* start DATA LISTING *

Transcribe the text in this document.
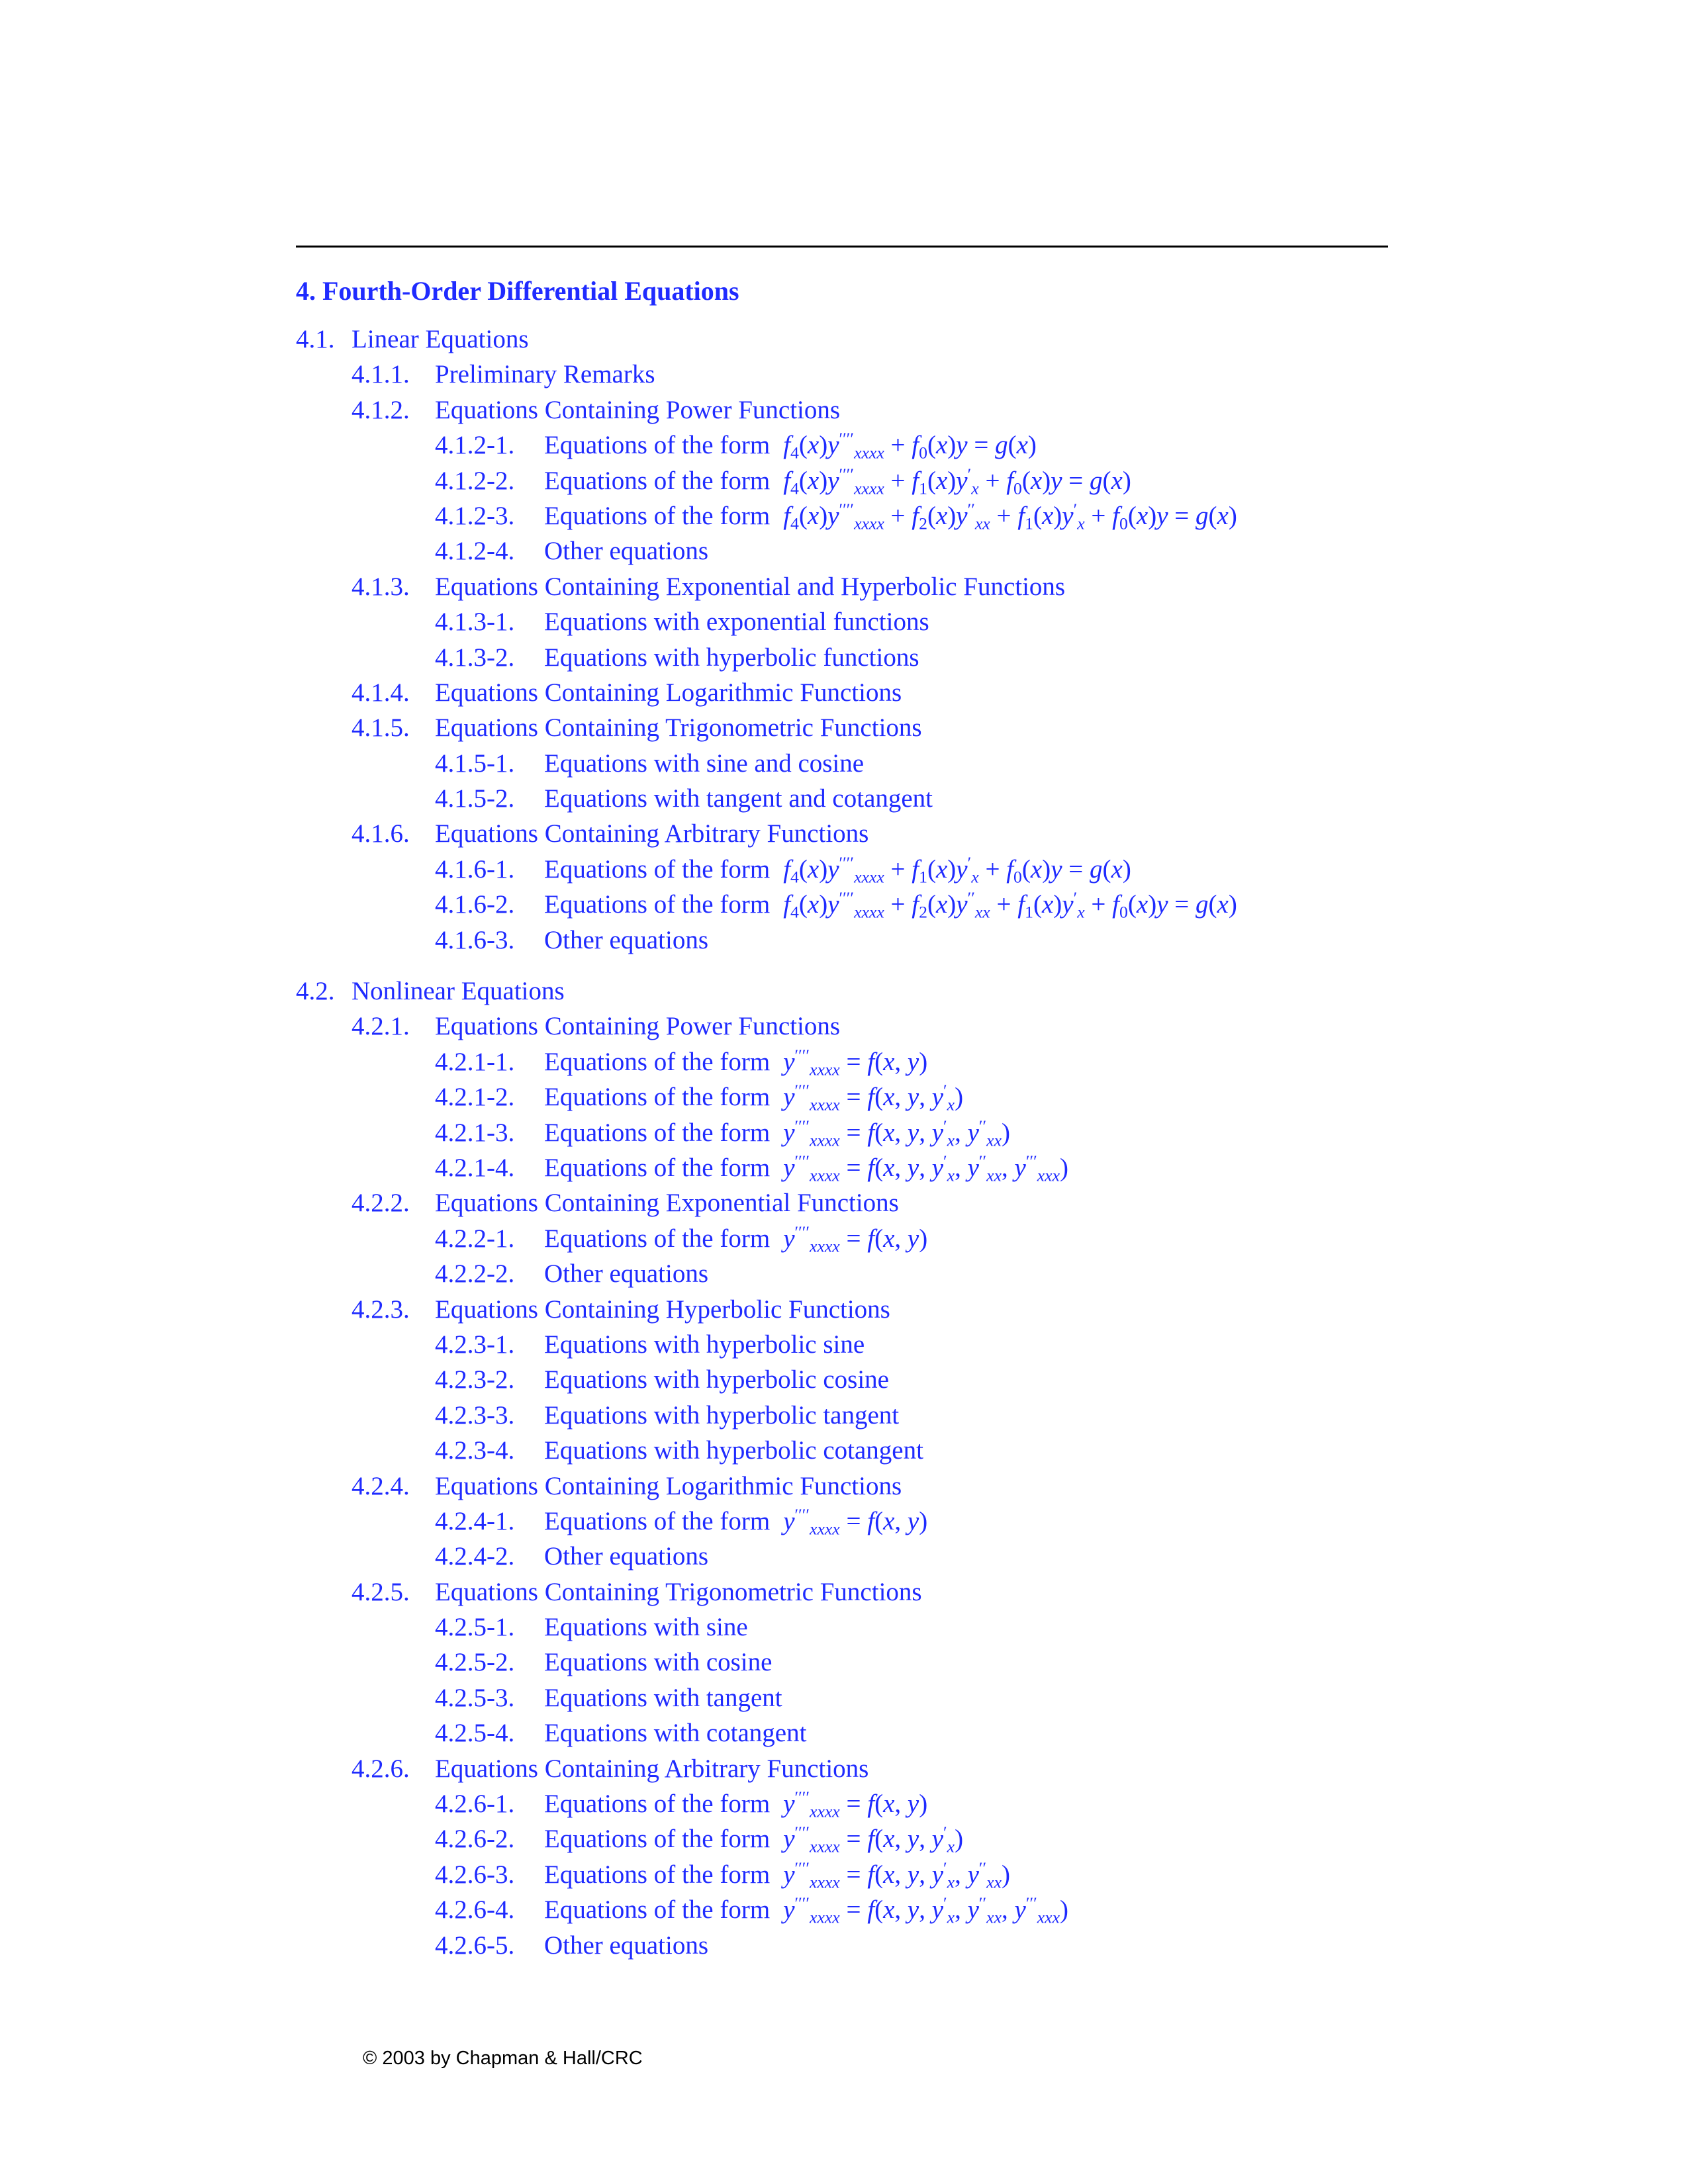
4. Fourth-Order Differential Equations
4.1. Linear Equations
4.1.1. Preliminary Remarks
4.1.2. Equations Containing Power Functions
4.1.2-1. Equations of the form $f_4(x)y''''_{xxxx} + f_0(x)y = g(x)$
4.1.2-2. Equations of the form $f_4(x)y''''_{xxxx} + f_1(x)y'_x + f_0(x)y = g(x)$
4.1.2-3. Equations of the form $f_4(x)y''''_{xxxx} + f_2(x)y''_{xx} + f_1(x)y'_x + f_0(x)y = g(x)$
4.1.2-4. Other equations
4.1.3. Equations Containing Exponential and Hyperbolic Functions
4.1.3-1. Equations with exponential functions
4.1.3-2. Equations with hyperbolic functions
4.1.4. Equations Containing Logarithmic Functions
4.1.5. Equations Containing Trigonometric Functions
4.1.5-1. Equations with sine and cosine
4.1.5-2. Equations with tangent and cotangent
4.1.6. Equations Containing Arbitrary Functions
4.1.6-1. Equations of the form $f_4(x)y''''_{xxxx} + f_1(x)y'_x + f_0(x)y = g(x)$
4.1.6-2. Equations of the form $f_4(x)y''''_{xxxx} + f_2(x)y''_{xx} + f_1(x)y'_x + f_0(x)y = g(x)$
4.1.6-3. Other equations
4.2. Nonlinear Equations
4.2.1. Equations Containing Power Functions
4.2.1-1. Equations of the form $y''''_{xxxx} = f(x$, y)
4.2.1-2. Equations of the form $y''''_{xxxx} = f(x$, y, $y'_x$)
4.2.1-3. Equations of the form $y''''_{xxxx} = f(x$, y, $y'_x$, $y''_{xx}$)
4.2.1-4. Equations of the form $y''''_{xxxx} = f(x$, y, $y'_x$, $y''_{xx}$, $y'''_{xxx}$)
4.2.2. Equations Containing Exponential Functions
4.2.2-1. Equations of the form $y''''_{xxxx} = f(x$, y)
4.2.2-2. Other equations
4.2.3. Equations Containing Hyperbolic Functions
4.2.3-1. Equations with hyperbolic sine
4.2.3-2. Equations with hyperbolic cosine
4.2.3-3. Equations with hyperbolic tangent
4.2.3-4. Equations with hyperbolic cotangent
4.2.4. Equations Containing Logarithmic Functions
4.2.4-1. Equations of the form $y''''_{xxxx} = f(x$, y)
4.2.4-2. Other equations
4.2.5. Equations Containing Trigonometric Functions
4.2.5-1. Equations with sine
4.2.5-2. Equations with cosine
4.2.5-3. Equations with tangent
4.2.5-4. Equations with cotangent
4.2.6. Equations Containing Arbitrary Functions
4.2.6-1. Equations of the form $y''''_{xxxx} = f(x$, y)
4.2.6-2. Equations of the form $y''''_{xxxx} = f(x$, y, $y'_x$)
4.2.6-3. Equations of the form $y''''_{xxxx} = f(x$, y, $y'_x$, $y''_{xx}$)
4.2.6-4. Equations of the form $y''''_{xxxx} = f(x$, y, $y'_x$, $y''_{xx}$, $y'''_{xxx}$)
4.2.6-5. Other equations
© 2003 by Chapman & Hall/CRC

* end DATA LISTING *

*SET TASK*. Extract each line holding the string "with".

*EXERCISE RESULT*.
4.1.3-1. Equations with exponential functions
4.1.3-2. Equations with hyperbolic functions
4.1.5-1. Equations with sine and cosine
4.1.5-2. Equations with tangent and cotangent
4.2.3-1. Equations with hyperbolic sine
4.2.3-2. Equations with hyperbolic cosine
4.2.3-3. Equations with hyperbolic tangent
4.2.3-4. Equations with hyperbolic cotangent
4.2.5-1. Equations with sine
4.2.5-2. Equations with cosine
4.2.5-3. Equations with tangent
4.2.5-4. Equations with cotangent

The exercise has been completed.